▸ **EXERCISE**:
Transcribe the listing that follows in full, omitting pictures.

▸ **DATA SUPPLIED**:
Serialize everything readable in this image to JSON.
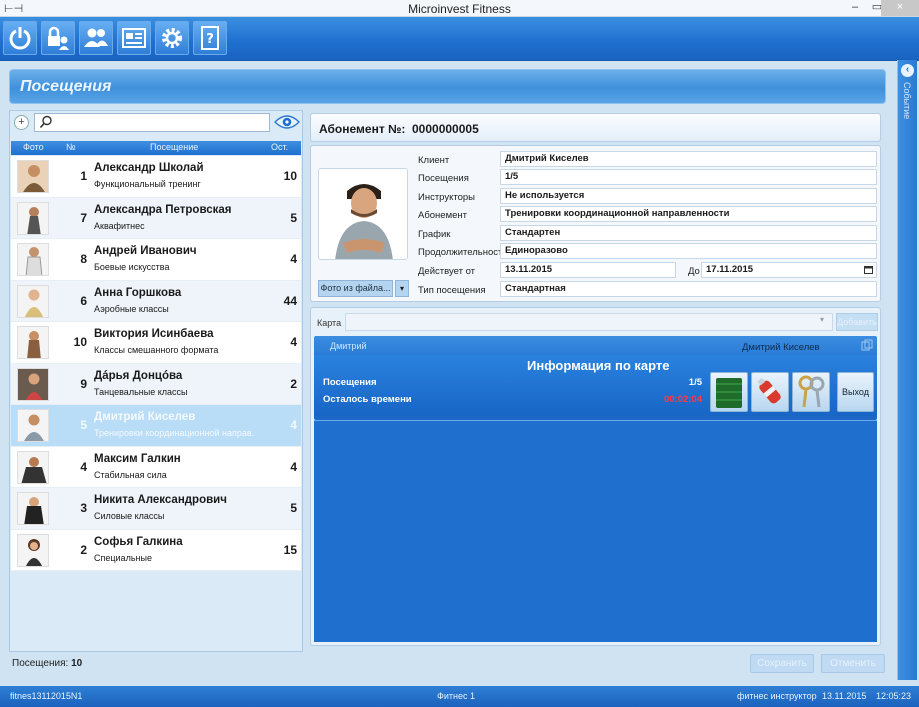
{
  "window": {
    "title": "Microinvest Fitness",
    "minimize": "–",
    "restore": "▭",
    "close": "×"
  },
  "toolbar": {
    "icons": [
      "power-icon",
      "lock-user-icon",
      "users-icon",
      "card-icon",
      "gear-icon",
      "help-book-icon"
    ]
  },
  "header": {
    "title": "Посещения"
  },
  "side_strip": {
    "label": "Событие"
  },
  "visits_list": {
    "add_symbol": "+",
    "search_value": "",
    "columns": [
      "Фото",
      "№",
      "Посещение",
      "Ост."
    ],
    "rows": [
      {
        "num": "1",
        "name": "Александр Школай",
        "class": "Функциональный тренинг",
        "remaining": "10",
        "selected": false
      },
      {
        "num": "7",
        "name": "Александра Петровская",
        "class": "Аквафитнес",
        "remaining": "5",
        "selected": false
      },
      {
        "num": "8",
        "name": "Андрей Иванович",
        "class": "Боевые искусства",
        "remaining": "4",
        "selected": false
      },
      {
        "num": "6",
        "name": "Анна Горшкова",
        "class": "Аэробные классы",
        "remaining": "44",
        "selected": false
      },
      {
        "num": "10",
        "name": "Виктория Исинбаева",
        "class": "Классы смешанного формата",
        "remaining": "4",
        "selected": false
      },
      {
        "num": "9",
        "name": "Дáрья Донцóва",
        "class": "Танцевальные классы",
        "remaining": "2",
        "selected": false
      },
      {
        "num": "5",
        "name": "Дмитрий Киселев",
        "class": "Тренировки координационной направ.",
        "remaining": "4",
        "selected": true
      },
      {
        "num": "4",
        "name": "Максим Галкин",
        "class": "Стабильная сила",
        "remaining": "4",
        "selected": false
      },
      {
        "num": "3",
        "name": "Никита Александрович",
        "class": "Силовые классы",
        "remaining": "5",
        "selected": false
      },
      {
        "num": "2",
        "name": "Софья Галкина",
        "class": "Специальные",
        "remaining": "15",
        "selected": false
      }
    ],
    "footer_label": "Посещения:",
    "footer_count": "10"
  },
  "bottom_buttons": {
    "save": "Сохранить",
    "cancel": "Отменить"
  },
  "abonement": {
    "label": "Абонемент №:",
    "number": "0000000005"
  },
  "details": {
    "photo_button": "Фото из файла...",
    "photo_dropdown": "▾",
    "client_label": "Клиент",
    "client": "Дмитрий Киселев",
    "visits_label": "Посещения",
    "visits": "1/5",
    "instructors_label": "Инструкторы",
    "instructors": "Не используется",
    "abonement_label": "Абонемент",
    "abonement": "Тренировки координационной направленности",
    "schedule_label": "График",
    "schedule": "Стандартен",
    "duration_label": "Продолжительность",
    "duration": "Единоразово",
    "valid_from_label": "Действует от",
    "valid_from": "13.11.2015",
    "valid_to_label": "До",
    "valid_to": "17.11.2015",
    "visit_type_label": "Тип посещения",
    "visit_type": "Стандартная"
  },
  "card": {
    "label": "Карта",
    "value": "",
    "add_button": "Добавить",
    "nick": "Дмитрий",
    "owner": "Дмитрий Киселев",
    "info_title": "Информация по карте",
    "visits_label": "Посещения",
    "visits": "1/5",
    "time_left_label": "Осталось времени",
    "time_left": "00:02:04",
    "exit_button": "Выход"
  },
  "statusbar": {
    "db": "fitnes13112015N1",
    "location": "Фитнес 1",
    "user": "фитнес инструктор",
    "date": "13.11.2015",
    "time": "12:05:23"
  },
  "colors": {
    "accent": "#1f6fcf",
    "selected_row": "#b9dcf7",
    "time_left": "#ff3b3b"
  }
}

▸ **COMPLETE ANSWER**:
Serialize everything readable in this image to JSON.
{
  "window": {
    "title": "Microinvest Fitness",
    "minimize": "–",
    "restore": "▭",
    "close": "×"
  },
  "toolbar": {
    "icons": [
      "power-icon",
      "lock-user-icon",
      "users-icon",
      "card-icon",
      "gear-icon",
      "help-book-icon"
    ]
  },
  "header": {
    "title": "Посещения"
  },
  "side_strip": {
    "label": "Событие"
  },
  "visits_list": {
    "add_symbol": "+",
    "search_value": "",
    "columns": [
      "Фото",
      "№",
      "Посещение",
      "Ост."
    ],
    "rows": [
      {
        "num": "1",
        "name": "Александр Школай",
        "class": "Функциональный тренинг",
        "remaining": "10",
        "selected": false
      },
      {
        "num": "7",
        "name": "Александра Петровская",
        "class": "Аквафитнес",
        "remaining": "5",
        "selected": false
      },
      {
        "num": "8",
        "name": "Андрей Иванович",
        "class": "Боевые искусства",
        "remaining": "4",
        "selected": false
      },
      {
        "num": "6",
        "name": "Анна Горшкова",
        "class": "Аэробные классы",
        "remaining": "44",
        "selected": false
      },
      {
        "num": "10",
        "name": "Виктория Исинбаева",
        "class": "Классы смешанного формата",
        "remaining": "4",
        "selected": false
      },
      {
        "num": "9",
        "name": "Дáрья Донцóва",
        "class": "Танцевальные классы",
        "remaining": "2",
        "selected": false
      },
      {
        "num": "5",
        "name": "Дмитрий Киселев",
        "class": "Тренировки координационной направ.",
        "remaining": "4",
        "selected": true
      },
      {
        "num": "4",
        "name": "Максим Галкин",
        "class": "Стабильная сила",
        "remaining": "4",
        "selected": false
      },
      {
        "num": "3",
        "name": "Никита Александрович",
        "class": "Силовые классы",
        "remaining": "5",
        "selected": false
      },
      {
        "num": "2",
        "name": "Софья Галкина",
        "class": "Специальные",
        "remaining": "15",
        "selected": false
      }
    ],
    "footer_label": "Посещения:",
    "footer_count": "10"
  },
  "bottom_buttons": {
    "save": "Сохранить",
    "cancel": "Отменить"
  },
  "abonement": {
    "label": "Абонемент №:",
    "number": "0000000005"
  },
  "details": {
    "photo_button": "Фото из файла...",
    "photo_dropdown": "▾",
    "client_label": "Клиент",
    "client": "Дмитрий Киселев",
    "visits_label": "Посещения",
    "visits": "1/5",
    "instructors_label": "Инструкторы",
    "instructors": "Не используется",
    "abonement_label": "Абонемент",
    "abonement": "Тренировки координационной направленности",
    "schedule_label": "График",
    "schedule": "Стандартен",
    "duration_label": "Продолжительность",
    "duration": "Единоразово",
    "valid_from_label": "Действует от",
    "valid_from": "13.11.2015",
    "valid_to_label": "До",
    "valid_to": "17.11.2015",
    "visit_type_label": "Тип посещения",
    "visit_type": "Стандартная"
  },
  "card": {
    "label": "Карта",
    "value": "",
    "add_button": "Добавить",
    "nick": "Дмитрий",
    "owner": "Дмитрий Киселев",
    "info_title": "Информация по карте",
    "visits_label": "Посещения",
    "visits": "1/5",
    "time_left_label": "Осталось времени",
    "time_left": "00:02:04",
    "exit_button": "Выход"
  },
  "statusbar": {
    "db": "fitnes13112015N1",
    "location": "Фитнес 1",
    "user": "фитнес инструктор",
    "date": "13.11.2015",
    "time": "12:05:23"
  },
  "colors": {
    "accent": "#1f6fcf",
    "selected_row": "#b9dcf7",
    "time_left": "#ff3b3b"
  }
}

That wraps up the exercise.